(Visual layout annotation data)
begin
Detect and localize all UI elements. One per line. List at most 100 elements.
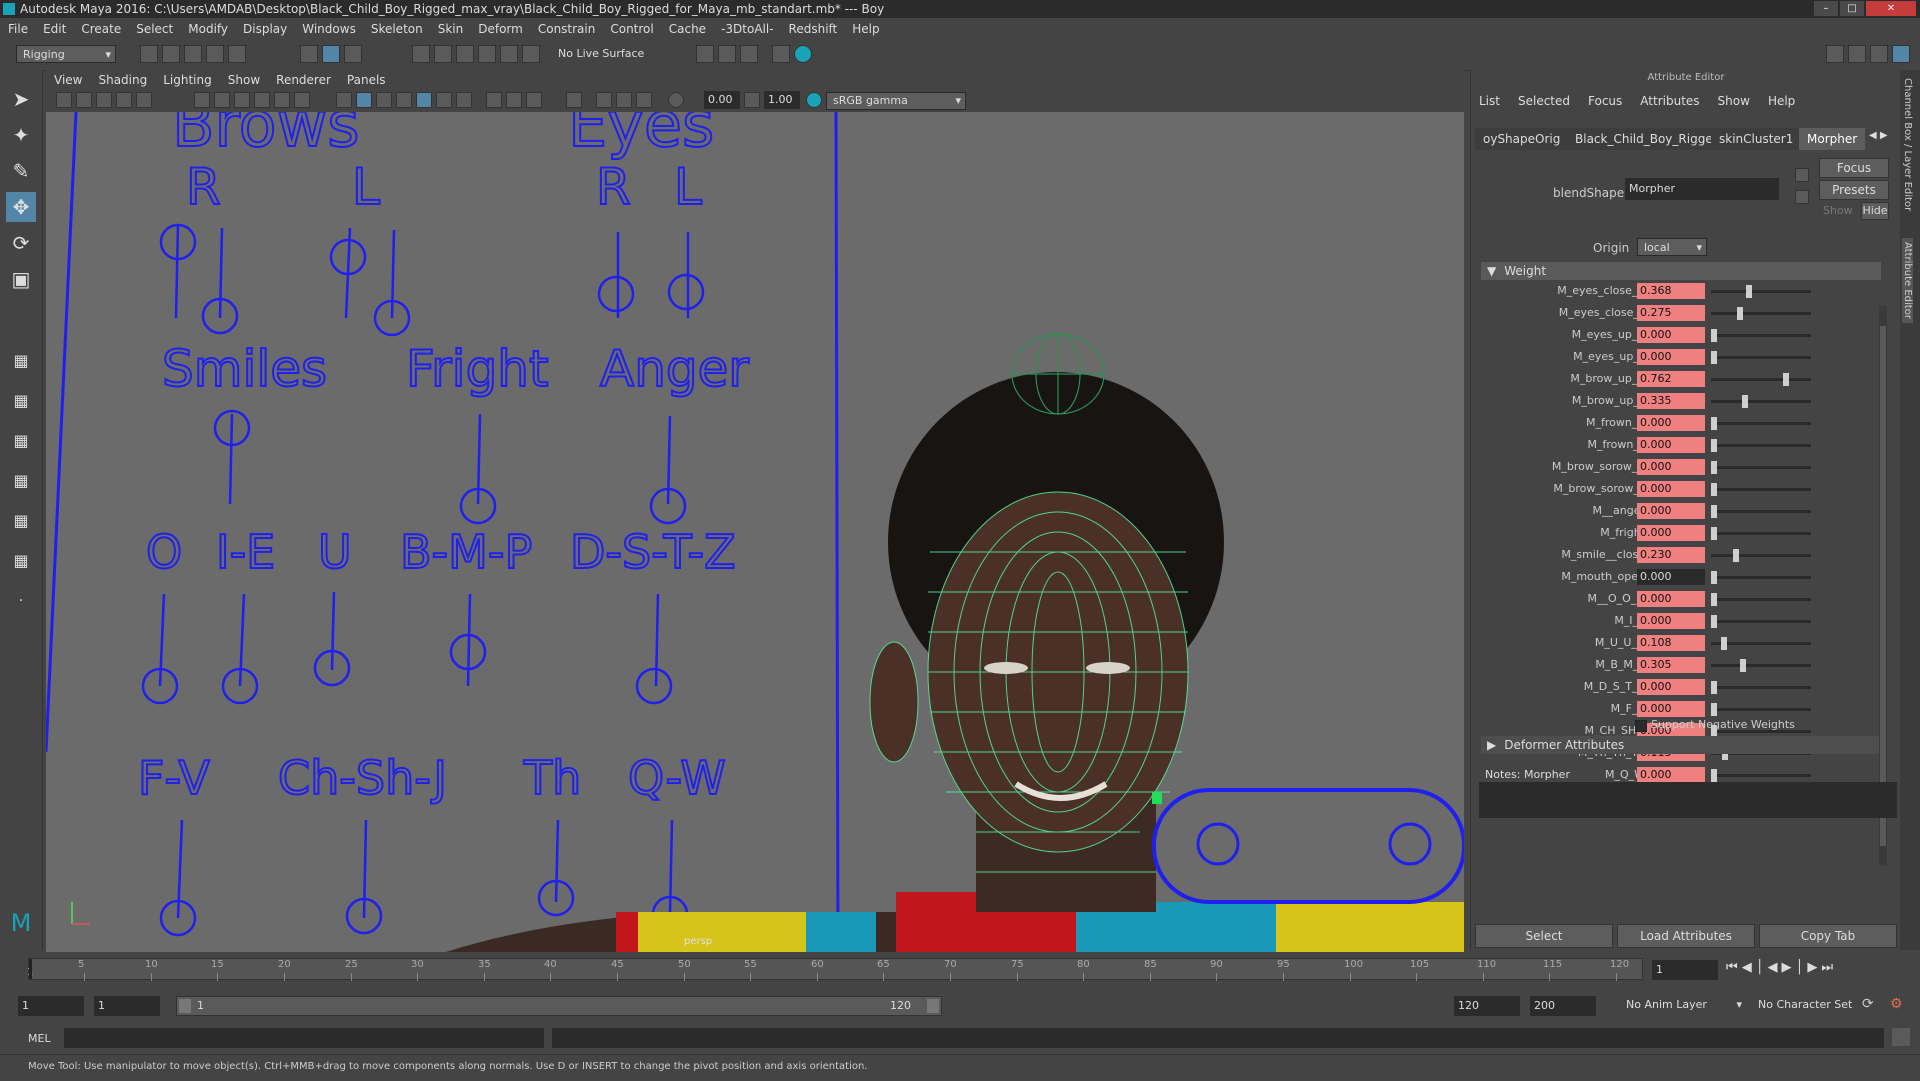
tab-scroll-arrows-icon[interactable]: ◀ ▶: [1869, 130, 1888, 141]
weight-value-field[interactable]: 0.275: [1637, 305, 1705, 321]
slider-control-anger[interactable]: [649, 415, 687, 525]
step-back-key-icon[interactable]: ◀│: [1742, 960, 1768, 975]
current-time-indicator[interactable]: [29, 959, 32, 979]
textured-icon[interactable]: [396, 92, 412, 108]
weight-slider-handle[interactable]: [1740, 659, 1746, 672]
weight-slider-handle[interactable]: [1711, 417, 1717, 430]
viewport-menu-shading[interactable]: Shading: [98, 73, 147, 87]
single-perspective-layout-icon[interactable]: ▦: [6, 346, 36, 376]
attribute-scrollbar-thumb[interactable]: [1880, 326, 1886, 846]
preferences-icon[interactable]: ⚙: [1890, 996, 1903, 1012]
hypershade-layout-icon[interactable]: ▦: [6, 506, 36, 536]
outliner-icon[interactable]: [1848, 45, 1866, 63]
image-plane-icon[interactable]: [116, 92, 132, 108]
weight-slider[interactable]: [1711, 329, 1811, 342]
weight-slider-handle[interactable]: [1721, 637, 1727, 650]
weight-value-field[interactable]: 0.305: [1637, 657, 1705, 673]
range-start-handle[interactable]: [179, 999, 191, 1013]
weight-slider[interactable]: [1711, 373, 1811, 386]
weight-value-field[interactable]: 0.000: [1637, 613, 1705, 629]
end
Copy the entries above line for line, without any changes, and omit the pictures from your answer.

Detect and localize all UI elements. One per line. List at most 100 elements.
tab-scroll-arrows-icon[interactable]: ◀ ▶: [1869, 130, 1888, 141]
weight-value-field[interactable]: 0.275: [1637, 305, 1705, 321]
slider-control-anger[interactable]: [649, 415, 687, 525]
step-back-key-icon[interactable]: ◀│: [1742, 960, 1768, 975]
current-time-indicator[interactable]: [29, 959, 32, 979]
textured-icon[interactable]: [396, 92, 412, 108]
weight-slider-handle[interactable]: [1740, 659, 1746, 672]
weight-slider-handle[interactable]: [1711, 417, 1717, 430]
viewport-menu-shading[interactable]: Shading: [98, 73, 147, 87]
single-perspective-layout-icon[interactable]: ▦: [6, 346, 36, 376]
attribute-scrollbar-thumb[interactable]: [1880, 326, 1886, 846]
preferences-icon[interactable]: ⚙: [1890, 996, 1903, 1012]
hypershade-layout-icon[interactable]: ▦: [6, 506, 36, 536]
outliner-icon[interactable]: [1848, 45, 1866, 63]
image-plane-icon[interactable]: [116, 92, 132, 108]
weight-slider[interactable]: [1711, 329, 1811, 342]
weight-slider-handle[interactable]: [1721, 637, 1727, 650]
weight-value-field[interactable]: 0.305: [1637, 657, 1705, 673]
range-start-handle[interactable]: [179, 999, 191, 1013]
weight-slider[interactable]: [1711, 373, 1811, 386]
weight-value-field[interactable]: 0.000: [1637, 613, 1705, 629]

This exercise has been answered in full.